Saved entries
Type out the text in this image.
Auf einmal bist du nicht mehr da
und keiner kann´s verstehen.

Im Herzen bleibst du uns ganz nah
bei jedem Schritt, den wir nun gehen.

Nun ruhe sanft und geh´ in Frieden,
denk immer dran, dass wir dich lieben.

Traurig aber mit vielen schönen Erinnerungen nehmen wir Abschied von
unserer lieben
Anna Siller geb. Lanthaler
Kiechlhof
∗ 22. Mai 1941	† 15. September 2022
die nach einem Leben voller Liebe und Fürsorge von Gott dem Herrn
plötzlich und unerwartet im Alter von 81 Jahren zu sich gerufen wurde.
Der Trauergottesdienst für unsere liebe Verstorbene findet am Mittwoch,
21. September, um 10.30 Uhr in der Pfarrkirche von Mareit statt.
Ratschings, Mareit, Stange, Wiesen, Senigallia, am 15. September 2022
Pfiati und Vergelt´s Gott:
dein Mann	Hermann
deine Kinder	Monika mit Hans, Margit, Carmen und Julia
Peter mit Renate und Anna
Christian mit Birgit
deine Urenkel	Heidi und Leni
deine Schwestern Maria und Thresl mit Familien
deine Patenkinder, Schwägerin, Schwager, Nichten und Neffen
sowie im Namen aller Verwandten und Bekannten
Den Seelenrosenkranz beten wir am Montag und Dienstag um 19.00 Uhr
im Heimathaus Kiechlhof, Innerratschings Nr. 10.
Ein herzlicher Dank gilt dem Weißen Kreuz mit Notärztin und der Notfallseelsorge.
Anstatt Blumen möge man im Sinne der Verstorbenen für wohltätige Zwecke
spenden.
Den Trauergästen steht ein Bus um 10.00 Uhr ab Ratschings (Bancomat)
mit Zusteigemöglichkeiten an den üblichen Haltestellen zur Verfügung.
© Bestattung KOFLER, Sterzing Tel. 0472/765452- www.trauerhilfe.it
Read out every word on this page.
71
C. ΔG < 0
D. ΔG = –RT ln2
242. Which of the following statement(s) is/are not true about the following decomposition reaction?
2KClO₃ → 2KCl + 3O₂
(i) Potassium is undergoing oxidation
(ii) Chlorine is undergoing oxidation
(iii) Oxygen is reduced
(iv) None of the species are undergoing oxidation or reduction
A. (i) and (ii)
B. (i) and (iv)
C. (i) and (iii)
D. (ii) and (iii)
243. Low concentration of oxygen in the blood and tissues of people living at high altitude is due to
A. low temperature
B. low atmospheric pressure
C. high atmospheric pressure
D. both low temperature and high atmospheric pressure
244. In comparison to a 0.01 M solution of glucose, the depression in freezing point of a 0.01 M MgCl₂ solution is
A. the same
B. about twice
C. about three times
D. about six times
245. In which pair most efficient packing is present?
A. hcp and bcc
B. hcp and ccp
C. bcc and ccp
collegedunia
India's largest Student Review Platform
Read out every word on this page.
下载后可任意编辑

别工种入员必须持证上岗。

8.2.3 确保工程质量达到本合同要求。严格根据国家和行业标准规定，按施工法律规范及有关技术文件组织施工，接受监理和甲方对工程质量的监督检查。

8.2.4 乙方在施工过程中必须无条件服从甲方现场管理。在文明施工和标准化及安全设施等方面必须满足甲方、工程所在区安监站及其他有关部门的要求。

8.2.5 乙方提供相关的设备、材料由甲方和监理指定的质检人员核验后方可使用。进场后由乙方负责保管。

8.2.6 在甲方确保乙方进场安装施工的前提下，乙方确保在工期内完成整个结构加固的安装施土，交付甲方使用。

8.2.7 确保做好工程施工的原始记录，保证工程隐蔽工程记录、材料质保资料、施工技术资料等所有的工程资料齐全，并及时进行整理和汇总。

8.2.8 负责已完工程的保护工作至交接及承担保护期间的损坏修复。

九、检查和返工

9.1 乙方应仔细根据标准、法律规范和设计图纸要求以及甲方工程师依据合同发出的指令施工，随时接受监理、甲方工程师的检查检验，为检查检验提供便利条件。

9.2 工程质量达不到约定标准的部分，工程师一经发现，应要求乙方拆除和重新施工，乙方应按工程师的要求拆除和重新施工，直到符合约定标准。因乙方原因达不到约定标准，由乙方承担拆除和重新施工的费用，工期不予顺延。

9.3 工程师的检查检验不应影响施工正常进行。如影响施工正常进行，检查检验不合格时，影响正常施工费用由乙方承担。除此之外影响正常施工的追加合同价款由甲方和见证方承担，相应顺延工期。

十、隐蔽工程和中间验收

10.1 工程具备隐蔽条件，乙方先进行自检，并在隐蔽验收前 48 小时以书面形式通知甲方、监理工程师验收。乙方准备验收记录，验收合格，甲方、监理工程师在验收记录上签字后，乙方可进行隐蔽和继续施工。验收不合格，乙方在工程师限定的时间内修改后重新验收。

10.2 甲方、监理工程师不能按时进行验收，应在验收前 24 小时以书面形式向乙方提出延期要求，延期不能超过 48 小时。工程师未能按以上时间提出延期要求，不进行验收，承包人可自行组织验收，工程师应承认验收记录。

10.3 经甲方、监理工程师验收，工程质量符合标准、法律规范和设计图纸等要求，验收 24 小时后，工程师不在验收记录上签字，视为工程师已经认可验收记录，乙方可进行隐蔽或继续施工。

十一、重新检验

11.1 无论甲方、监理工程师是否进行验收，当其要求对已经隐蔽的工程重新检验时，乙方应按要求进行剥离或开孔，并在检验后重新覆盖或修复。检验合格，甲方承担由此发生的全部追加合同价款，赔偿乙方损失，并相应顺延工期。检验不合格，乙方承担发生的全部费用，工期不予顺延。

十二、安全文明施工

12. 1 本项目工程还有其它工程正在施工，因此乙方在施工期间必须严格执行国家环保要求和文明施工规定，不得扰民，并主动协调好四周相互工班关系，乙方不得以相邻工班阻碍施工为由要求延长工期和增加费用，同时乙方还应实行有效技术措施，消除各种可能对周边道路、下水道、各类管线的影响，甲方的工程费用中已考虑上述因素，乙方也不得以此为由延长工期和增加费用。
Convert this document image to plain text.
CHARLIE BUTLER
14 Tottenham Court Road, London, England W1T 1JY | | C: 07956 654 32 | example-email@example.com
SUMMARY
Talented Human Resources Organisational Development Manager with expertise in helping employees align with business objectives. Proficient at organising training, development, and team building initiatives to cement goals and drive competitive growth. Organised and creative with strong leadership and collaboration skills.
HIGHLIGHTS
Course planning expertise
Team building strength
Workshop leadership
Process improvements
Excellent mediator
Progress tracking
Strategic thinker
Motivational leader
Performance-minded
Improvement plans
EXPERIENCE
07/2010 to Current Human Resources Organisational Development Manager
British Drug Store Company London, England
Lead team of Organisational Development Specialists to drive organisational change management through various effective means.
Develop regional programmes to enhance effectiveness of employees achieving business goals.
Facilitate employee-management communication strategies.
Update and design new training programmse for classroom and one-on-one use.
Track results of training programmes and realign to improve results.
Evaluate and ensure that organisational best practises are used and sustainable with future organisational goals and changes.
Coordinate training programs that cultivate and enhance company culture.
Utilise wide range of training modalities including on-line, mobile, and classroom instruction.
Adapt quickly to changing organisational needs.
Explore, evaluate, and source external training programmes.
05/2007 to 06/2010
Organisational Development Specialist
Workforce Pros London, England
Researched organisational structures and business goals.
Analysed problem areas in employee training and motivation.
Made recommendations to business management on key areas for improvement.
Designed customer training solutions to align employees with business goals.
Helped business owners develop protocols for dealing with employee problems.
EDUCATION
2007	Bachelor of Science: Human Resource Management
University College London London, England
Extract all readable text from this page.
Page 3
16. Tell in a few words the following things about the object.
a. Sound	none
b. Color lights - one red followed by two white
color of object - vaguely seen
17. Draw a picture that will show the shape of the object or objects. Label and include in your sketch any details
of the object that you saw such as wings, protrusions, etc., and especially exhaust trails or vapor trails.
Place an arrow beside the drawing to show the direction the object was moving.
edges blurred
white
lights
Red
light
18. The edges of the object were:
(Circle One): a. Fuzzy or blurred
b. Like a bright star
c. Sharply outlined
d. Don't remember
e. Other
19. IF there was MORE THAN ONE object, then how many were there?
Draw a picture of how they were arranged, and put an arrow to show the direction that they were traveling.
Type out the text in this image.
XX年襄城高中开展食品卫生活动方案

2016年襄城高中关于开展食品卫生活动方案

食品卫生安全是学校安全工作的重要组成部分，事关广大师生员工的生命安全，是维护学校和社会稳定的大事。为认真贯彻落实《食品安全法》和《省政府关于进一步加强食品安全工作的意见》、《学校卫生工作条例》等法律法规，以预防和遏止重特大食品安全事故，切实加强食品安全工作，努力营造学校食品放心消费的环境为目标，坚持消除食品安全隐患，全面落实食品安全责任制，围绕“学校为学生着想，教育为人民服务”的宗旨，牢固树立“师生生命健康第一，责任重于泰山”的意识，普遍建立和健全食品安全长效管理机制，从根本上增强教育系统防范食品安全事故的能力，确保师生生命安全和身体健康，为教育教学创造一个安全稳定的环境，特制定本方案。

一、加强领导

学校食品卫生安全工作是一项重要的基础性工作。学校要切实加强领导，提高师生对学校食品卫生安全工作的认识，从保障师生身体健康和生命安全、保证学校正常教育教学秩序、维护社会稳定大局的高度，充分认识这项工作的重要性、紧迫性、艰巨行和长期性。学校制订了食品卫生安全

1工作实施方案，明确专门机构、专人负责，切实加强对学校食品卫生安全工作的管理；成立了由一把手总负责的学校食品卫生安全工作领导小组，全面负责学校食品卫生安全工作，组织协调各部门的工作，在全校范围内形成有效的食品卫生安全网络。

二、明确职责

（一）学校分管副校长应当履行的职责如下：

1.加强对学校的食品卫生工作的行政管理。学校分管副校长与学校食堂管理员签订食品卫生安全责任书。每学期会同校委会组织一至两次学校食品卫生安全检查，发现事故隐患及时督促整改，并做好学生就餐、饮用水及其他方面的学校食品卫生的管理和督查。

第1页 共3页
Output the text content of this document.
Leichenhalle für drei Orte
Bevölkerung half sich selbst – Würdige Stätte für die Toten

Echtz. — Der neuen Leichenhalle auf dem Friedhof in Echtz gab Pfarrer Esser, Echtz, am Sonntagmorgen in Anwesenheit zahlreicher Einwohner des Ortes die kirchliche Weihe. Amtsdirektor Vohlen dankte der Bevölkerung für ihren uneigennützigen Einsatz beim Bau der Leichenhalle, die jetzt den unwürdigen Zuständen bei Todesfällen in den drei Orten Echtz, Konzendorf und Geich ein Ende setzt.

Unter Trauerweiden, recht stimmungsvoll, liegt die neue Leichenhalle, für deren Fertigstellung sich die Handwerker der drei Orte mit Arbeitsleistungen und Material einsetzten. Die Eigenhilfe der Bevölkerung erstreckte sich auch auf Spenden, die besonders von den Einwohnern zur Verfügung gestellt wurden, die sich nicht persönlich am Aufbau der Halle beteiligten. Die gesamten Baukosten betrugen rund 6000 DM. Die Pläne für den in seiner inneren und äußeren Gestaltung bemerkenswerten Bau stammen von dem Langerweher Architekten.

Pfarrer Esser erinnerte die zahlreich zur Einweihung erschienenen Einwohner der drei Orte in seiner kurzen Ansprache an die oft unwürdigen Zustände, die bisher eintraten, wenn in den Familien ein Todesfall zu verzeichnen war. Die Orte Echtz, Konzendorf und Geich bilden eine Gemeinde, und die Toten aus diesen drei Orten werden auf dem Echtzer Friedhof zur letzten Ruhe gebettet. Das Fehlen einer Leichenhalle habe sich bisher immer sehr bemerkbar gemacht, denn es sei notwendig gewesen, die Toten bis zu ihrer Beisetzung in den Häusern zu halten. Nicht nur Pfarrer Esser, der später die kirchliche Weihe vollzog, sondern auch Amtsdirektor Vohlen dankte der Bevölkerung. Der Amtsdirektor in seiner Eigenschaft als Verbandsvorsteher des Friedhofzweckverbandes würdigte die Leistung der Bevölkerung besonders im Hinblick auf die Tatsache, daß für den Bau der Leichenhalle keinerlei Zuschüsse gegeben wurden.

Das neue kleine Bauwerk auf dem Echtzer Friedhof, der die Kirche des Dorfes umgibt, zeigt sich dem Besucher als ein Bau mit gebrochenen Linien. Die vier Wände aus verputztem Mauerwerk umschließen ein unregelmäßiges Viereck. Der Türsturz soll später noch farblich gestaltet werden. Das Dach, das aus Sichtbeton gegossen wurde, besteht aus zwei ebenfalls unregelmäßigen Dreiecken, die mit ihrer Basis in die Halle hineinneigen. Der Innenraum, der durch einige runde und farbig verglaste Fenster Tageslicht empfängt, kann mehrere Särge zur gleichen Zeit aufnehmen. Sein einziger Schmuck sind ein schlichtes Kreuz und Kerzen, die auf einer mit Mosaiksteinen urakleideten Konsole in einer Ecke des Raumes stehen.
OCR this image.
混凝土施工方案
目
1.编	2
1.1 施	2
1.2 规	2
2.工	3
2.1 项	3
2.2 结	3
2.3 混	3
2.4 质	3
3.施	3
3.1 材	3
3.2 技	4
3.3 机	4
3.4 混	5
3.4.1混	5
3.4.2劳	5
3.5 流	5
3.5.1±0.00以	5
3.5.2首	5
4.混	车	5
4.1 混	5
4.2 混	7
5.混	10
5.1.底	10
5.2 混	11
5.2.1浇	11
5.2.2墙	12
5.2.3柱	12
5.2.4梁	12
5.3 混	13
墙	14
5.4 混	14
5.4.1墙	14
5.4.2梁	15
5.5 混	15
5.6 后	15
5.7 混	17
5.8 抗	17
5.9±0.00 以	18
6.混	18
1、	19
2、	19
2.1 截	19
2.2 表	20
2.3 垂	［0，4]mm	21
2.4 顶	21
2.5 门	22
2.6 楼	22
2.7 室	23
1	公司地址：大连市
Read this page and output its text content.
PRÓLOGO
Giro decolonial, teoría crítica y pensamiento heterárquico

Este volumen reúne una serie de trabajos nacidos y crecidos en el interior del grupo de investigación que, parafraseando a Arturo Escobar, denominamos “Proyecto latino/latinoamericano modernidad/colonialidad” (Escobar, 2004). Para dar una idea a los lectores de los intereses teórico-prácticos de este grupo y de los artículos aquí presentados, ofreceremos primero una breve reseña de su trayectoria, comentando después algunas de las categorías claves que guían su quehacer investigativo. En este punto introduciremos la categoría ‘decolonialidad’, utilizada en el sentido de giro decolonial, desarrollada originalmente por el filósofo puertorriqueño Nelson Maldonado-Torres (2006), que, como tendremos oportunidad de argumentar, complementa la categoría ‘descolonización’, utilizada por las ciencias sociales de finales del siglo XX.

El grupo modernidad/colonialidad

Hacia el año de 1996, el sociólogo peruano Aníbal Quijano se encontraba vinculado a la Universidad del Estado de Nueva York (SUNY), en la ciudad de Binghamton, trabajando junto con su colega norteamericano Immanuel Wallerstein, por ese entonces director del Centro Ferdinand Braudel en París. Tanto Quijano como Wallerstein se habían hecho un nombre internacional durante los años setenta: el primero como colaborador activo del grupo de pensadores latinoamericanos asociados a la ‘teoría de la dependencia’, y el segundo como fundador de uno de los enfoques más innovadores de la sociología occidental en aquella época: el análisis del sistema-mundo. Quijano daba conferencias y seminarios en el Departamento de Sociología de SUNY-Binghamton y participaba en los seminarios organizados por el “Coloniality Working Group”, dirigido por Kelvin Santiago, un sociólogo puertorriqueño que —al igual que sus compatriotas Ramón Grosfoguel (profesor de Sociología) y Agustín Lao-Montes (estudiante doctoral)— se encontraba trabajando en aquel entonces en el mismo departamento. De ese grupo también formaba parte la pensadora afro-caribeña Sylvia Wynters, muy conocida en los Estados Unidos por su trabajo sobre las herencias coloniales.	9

• **What to produce**: Pick each line holding the word "London" out of the data and copy it.

• **Response below**:
14 Tottenham Court Road, London, England W1T 1JY | | C: 07956 654 32 | example-email@example.com
British Drug Store Company London, England
Workforce Pros London, England
University College London London, England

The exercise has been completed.